EXERCISE DESCRIPTION: Go through the listing and write out all of it exactly.

++++ EXTRACTED MATERIAL

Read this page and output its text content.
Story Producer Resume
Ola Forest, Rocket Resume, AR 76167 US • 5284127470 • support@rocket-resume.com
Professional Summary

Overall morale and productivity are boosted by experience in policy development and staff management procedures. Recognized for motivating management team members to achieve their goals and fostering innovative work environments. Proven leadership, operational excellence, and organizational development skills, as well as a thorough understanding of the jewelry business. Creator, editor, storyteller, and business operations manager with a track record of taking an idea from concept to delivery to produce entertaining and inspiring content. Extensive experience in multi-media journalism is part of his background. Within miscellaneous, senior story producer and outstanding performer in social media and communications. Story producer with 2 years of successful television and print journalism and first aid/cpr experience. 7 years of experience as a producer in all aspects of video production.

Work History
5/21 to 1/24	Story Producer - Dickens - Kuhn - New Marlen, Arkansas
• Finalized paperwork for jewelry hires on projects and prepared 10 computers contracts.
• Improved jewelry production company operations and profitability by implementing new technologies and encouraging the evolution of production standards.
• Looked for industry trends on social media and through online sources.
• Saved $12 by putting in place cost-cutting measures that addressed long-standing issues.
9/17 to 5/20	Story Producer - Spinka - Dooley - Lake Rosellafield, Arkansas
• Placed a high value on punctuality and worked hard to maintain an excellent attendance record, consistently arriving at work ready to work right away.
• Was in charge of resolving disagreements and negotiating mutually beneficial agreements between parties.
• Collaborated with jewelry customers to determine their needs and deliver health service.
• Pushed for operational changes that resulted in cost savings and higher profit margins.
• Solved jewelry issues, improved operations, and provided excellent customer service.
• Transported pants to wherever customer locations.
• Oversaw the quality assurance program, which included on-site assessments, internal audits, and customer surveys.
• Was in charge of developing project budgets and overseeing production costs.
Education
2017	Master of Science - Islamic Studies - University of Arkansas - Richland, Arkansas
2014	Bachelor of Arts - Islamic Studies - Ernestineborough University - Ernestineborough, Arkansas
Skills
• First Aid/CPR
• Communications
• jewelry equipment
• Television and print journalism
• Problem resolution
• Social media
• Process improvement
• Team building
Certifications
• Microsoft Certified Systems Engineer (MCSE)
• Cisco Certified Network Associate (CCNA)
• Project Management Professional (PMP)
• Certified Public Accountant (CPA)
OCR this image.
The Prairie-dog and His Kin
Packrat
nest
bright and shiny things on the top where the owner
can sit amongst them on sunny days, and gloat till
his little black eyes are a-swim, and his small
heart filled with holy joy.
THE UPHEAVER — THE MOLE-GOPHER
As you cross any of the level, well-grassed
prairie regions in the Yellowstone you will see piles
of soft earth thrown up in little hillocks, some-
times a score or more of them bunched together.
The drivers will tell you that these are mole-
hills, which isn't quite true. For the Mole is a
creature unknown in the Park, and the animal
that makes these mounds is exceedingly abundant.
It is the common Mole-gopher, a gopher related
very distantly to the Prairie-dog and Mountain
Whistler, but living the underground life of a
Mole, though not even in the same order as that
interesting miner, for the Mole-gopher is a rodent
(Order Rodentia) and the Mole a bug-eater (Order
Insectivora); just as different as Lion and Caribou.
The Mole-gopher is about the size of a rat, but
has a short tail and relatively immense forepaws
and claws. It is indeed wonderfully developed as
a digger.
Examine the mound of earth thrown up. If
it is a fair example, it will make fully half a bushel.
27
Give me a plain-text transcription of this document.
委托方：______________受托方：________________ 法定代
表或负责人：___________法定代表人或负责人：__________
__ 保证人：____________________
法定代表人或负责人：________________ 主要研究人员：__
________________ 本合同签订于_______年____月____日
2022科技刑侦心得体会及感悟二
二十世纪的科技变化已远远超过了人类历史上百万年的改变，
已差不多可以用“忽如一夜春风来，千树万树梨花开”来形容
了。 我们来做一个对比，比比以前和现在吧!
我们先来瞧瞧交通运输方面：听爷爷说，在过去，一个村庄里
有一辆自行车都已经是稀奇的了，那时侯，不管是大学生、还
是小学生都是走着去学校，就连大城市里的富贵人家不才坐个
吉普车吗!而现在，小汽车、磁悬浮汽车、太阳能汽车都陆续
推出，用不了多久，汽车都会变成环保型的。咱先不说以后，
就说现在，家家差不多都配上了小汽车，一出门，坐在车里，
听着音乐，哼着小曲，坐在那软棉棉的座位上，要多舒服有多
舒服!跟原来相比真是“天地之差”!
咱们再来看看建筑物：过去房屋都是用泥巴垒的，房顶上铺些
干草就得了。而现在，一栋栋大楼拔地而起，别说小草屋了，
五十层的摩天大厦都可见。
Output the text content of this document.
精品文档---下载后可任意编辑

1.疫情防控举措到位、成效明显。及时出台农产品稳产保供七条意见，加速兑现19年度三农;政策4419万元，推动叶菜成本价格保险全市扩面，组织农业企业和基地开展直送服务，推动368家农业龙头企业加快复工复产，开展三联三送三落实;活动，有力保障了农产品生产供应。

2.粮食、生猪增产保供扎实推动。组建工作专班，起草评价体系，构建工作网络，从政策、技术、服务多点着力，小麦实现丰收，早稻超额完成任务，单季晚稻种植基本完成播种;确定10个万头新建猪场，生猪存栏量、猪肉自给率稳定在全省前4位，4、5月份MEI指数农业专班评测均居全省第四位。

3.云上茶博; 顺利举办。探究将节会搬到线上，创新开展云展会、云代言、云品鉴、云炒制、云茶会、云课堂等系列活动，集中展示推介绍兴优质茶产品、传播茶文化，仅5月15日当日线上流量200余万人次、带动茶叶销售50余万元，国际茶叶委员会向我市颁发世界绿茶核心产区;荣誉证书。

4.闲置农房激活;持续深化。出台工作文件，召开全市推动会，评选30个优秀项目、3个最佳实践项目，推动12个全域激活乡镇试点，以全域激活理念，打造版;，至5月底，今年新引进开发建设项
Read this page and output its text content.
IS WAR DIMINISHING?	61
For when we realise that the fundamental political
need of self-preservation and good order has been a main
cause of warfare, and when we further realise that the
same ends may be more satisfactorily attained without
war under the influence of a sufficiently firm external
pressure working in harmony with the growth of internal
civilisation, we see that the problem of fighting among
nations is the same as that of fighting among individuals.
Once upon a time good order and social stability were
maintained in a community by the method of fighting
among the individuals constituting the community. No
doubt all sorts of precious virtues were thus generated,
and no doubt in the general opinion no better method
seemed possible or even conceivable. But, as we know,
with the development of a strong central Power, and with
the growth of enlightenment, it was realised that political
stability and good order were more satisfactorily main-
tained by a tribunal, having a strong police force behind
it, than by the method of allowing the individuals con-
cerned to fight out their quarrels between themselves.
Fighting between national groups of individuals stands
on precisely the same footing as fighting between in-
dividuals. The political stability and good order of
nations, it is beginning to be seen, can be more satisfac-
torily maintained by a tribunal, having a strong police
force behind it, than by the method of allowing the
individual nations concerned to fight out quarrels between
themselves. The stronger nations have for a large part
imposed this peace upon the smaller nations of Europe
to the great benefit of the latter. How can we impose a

++++++++

REPLY TO THE TASK:
Read this page and output its text content.
Story Producer Resume
Ola Forest, Rocket Resume, AR 76167 US • 5284127470 • support@rocket-resume.com
Professional Summary

Overall morale and productivity are boosted by experience in policy development and staff management procedures. Recognized for motivating management team members to achieve their goals and fostering innovative work environments. Proven leadership, operational excellence, and organizational development skills, as well as a thorough understanding of the jewelry business. Creator, editor, storyteller, and business operations manager with a track record of taking an idea from concept to delivery to produce entertaining and inspiring content. Extensive experience in multi-media journalism is part of his background. Within miscellaneous, senior story producer and outstanding performer in social media and communications. Story producer with 2 years of successful television and print journalism and first aid/cpr experience. 7 years of experience as a producer in all aspects of video production.

Work History
5/21 to 1/24	Story Producer - Dickens - Kuhn - New Marlen, Arkansas
• Finalized paperwork for jewelry hires on projects and prepared 10 computers contracts.
• Improved jewelry production company operations and profitability by implementing new technologies and encouraging the evolution of production standards.
• Looked for industry trends on social media and through online sources.
• Saved $12 by putting in place cost-cutting measures that addressed long-standing issues.
9/17 to 5/20	Story Producer - Spinka - Dooley - Lake Rosellafield, Arkansas
• Placed a high value on punctuality and worked hard to maintain an excellent attendance record, consistently arriving at work ready to work right away.
• Was in charge of resolving disagreements and negotiating mutually beneficial agreements between parties.
• Collaborated with jewelry customers to determine their needs and deliver health service.
• Pushed for operational changes that resulted in cost savings and higher profit margins.
• Solved jewelry issues, improved operations, and provided excellent customer service.
• Transported pants to wherever customer locations.
• Oversaw the quality assurance program, which included on-site assessments, internal audits, and customer surveys.
• Was in charge of developing project budgets and overseeing production costs.
Education
2017	Master of Science - Islamic Studies - University of Arkansas - Richland, Arkansas
2014	Bachelor of Arts - Islamic Studies - Ernestineborough University - Ernestineborough, Arkansas
Skills
• First Aid/CPR
• Communications
• jewelry equipment
• Television and print journalism
• Problem resolution
• Social media
• Process improvement
• Team building
Certifications
• Microsoft Certified Systems Engineer (MCSE)
• Cisco Certified Network Associate (CCNA)
• Project Management Professional (PMP)
• Certified Public Accountant (CPA)
OCR this image.
The Prairie-dog and His Kin
Packrat
nest
bright and shiny things on the top where the owner
can sit amongst them on sunny days, and gloat till
his little black eyes are a-swim, and his small
heart filled with holy joy.
THE UPHEAVER — THE MOLE-GOPHER
As you cross any of the level, well-grassed
prairie regions in the Yellowstone you will see piles
of soft earth thrown up in little hillocks, some-
times a score or more of them bunched together.
The drivers will tell you that these are mole-
hills, which isn't quite true. For the Mole is a
creature unknown in the Park, and the animal
that makes these mounds is exceedingly abundant.
It is the common Mole-gopher, a gopher related
very distantly to the Prairie-dog and Mountain
Whistler, but living the underground life of a
Mole, though not even in the same order as that
interesting miner, for the Mole-gopher is a rodent
(Order Rodentia) and the Mole a bug-eater (Order
Insectivora); just as different as Lion and Caribou.
The Mole-gopher is about the size of a rat, but
has a short tail and relatively immense forepaws
and claws. It is indeed wonderfully developed as
a digger.
Examine the mound of earth thrown up. If
it is a fair example, it will make fully half a bushel.
27
Give me a plain-text transcription of this document.
委托方：______________受托方：________________ 法定代
表或负责人：___________法定代表人或负责人：__________
__ 保证人：____________________
法定代表人或负责人：________________ 主要研究人员：__
________________ 本合同签订于_______年____月____日
2022科技刑侦心得体会及感悟二
二十世纪的科技变化已远远超过了人类历史上百万年的改变，
已差不多可以用“忽如一夜春风来，千树万树梨花开”来形容
了。 我们来做一个对比，比比以前和现在吧!
我们先来瞧瞧交通运输方面：听爷爷说，在过去，一个村庄里
有一辆自行车都已经是稀奇的了，那时侯，不管是大学生、还
是小学生都是走着去学校，就连大城市里的富贵人家不才坐个
吉普车吗!而现在，小汽车、磁悬浮汽车、太阳能汽车都陆续
推出，用不了多久，汽车都会变成环保型的。咱先不说以后，
就说现在，家家差不多都配上了小汽车，一出门，坐在车里，
听着音乐，哼着小曲，坐在那软棉棉的座位上，要多舒服有多
舒服!跟原来相比真是“天地之差”!
咱们再来看看建筑物：过去房屋都是用泥巴垒的，房顶上铺些
干草就得了。而现在，一栋栋大楼拔地而起，别说小草屋了，
五十层的摩天大厦都可见。
Output the text content of this document.
精品文档---下载后可任意编辑

1.疫情防控举措到位、成效明显。及时出台农产品稳产保供七条意见，加速兑现19年度三农;政策4419万元，推动叶菜成本价格保险全市扩面，组织农业企业和基地开展直送服务，推动368家农业龙头企业加快复工复产，开展三联三送三落实;活动，有力保障了农产品生产供应。

2.粮食、生猪增产保供扎实推动。组建工作专班，起草评价体系，构建工作网络，从政策、技术、服务多点着力，小麦实现丰收，早稻超额完成任务，单季晚稻种植基本完成播种;确定10个万头新建猪场，生猪存栏量、猪肉自给率稳定在全省前4位，4、5月份MEI指数农业专班评测均居全省第四位。

3.云上茶博; 顺利举办。探究将节会搬到线上，创新开展云展会、云代言、云品鉴、云炒制、云茶会、云课堂等系列活动，集中展示推介绍兴优质茶产品、传播茶文化，仅5月15日当日线上流量200余万人次、带动茶叶销售50余万元，国际茶叶委员会向我市颁发世界绿茶核心产区;荣誉证书。

4.闲置农房激活;持续深化。出台工作文件，召开全市推动会，评选30个优秀项目、3个最佳实践项目，推动12个全域激活乡镇试点，以全域激活理念，打造版;，至5月底，今年新引进开发建设项
Read this page and output its text content.
IS WAR DIMINISHING?	61
For when we realise that the fundamental political
need of self-preservation and good order has been a main
cause of warfare, and when we further realise that the
same ends may be more satisfactorily attained without
war under the influence of a sufficiently firm external
pressure working in harmony with the growth of internal
civilisation, we see that the problem of fighting among
nations is the same as that of fighting among individuals.
Once upon a time good order and social stability were
maintained in a community by the method of fighting
among the individuals constituting the community. No
doubt all sorts of precious virtues were thus generated,
and no doubt in the general opinion no better method
seemed possible or even conceivable. But, as we know,
with the development of a strong central Power, and with
the growth of enlightenment, it was realised that political
stability and good order were more satisfactorily main-
tained by a tribunal, having a strong police force behind
it, than by the method of allowing the individuals con-
cerned to fight out their quarrels between themselves.
Fighting between national groups of individuals stands
on precisely the same footing as fighting between in-
dividuals. The political stability and good order of
nations, it is beginning to be seen, can be more satisfac-
torily maintained by a tribunal, having a strong police
force behind it, than by the method of allowing the
individual nations concerned to fight out quarrels between
themselves. The stronger nations have for a large part
imposed this peace upon the smaller nations of Europe
to the great benefit of the latter. How can we impose a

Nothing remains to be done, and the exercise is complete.